Source records
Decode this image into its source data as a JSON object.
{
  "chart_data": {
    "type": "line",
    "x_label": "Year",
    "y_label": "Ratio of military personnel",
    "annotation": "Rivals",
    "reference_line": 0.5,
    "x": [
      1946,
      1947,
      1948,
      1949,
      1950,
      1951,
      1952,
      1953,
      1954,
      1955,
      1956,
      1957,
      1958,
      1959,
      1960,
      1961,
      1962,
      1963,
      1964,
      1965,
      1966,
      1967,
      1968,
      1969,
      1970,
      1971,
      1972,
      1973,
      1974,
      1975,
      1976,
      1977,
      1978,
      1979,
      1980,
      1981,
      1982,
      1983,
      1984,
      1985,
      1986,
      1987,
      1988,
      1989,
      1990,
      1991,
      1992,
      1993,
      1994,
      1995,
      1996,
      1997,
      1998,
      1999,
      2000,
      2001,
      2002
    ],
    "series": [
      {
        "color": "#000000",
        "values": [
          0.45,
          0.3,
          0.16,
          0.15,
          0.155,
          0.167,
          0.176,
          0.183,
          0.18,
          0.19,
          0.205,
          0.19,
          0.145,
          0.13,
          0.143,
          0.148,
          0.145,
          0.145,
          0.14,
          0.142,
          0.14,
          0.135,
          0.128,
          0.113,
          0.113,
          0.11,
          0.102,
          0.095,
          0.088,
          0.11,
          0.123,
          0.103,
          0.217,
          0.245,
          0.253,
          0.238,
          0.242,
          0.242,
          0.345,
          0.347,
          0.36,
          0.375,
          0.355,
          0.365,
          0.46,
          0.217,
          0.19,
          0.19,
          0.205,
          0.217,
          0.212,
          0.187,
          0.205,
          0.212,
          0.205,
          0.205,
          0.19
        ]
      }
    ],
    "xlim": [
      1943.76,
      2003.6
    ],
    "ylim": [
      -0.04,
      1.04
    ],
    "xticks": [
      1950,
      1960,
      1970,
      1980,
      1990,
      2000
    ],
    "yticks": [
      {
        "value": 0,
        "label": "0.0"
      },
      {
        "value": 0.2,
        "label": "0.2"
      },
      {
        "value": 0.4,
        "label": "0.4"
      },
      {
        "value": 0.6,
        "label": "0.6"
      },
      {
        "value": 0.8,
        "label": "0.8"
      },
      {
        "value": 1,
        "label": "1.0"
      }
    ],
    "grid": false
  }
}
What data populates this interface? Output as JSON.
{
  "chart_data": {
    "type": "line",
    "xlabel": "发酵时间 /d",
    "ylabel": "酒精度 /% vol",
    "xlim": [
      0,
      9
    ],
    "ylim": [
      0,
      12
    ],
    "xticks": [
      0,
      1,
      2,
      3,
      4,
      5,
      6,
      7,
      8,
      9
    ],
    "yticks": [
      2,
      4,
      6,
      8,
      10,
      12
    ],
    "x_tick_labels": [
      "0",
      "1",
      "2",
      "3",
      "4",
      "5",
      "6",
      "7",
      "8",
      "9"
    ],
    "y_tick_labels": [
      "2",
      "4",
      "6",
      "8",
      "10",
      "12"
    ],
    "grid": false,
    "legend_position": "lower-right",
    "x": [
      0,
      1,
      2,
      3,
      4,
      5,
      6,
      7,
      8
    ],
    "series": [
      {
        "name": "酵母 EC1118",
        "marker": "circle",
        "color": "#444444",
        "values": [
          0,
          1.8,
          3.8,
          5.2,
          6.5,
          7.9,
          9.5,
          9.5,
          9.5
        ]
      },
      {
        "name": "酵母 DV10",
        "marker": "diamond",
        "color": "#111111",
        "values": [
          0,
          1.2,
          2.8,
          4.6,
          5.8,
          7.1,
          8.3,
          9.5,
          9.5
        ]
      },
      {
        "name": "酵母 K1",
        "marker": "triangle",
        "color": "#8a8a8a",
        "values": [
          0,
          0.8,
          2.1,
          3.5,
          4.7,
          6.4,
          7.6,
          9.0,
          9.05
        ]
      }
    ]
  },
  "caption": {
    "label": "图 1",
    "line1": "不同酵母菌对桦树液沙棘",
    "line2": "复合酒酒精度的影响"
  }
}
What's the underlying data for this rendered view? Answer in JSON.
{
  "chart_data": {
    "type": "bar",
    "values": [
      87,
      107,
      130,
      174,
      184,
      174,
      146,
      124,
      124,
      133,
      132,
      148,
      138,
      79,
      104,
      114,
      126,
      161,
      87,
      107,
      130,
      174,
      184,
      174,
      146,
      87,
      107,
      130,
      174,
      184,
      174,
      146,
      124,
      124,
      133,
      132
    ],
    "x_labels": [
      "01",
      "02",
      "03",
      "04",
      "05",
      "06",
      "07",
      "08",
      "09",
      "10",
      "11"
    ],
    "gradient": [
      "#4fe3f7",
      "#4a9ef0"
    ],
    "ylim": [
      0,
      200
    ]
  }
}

### Aim
Pull out every line above that holds the word "name".

### Task output
        "name": "酵母 EC1118",
        "name": "酵母 DV10",
        "name": "酵母 K1",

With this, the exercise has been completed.